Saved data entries
────────────────────────────────────────
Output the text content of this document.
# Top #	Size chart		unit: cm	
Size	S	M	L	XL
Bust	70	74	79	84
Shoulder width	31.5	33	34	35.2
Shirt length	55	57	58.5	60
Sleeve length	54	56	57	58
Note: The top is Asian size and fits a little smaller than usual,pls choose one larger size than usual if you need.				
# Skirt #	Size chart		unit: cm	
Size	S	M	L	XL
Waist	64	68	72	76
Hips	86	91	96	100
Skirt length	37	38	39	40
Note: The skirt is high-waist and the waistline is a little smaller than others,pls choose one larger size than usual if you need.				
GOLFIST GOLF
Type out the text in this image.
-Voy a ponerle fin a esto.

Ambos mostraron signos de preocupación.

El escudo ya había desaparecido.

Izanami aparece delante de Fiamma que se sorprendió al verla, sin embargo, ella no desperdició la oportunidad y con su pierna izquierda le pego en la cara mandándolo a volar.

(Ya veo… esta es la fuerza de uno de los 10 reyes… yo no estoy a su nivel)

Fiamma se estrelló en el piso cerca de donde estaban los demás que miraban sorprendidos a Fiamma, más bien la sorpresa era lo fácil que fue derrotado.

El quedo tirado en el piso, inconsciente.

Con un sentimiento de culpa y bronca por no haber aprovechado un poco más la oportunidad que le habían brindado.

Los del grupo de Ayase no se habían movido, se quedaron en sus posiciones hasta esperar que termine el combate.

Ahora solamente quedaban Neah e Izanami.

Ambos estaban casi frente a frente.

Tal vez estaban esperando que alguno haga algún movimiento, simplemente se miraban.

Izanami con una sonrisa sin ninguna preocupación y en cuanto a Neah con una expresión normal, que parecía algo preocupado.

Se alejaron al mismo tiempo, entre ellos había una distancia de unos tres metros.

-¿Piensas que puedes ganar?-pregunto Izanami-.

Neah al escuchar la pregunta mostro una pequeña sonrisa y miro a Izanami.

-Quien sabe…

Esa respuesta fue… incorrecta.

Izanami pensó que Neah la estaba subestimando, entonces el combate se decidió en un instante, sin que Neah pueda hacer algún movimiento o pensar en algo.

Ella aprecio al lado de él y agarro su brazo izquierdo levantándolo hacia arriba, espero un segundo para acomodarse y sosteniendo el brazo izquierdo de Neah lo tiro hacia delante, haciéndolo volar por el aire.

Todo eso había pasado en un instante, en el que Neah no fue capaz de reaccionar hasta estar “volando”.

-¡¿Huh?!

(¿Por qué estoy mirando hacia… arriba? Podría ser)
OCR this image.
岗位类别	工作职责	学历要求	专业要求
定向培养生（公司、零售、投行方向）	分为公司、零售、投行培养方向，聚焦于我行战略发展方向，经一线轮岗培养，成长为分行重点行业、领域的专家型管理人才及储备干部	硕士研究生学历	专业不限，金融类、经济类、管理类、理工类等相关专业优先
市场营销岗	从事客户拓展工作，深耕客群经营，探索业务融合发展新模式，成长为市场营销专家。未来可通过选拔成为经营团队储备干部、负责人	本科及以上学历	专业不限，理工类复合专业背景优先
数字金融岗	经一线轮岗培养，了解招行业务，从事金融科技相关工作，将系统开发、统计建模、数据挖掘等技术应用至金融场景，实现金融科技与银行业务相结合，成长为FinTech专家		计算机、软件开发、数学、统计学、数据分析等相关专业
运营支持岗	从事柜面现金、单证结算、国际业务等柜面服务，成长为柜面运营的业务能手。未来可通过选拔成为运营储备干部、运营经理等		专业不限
────────────────────────────────────────
Gather each line in the entries above where the string "estaban" is found.

Response below.
Fiamma se estrelló en el piso cerca de donde estaban los demás que miraban sorprendidos a Fiamma, más bien la sorpresa era lo fácil que fue derrotado.
Ambos estaban casi frente a frente.
Tal vez estaban esperando que alguno haga algún movimiento, simplemente se miraban.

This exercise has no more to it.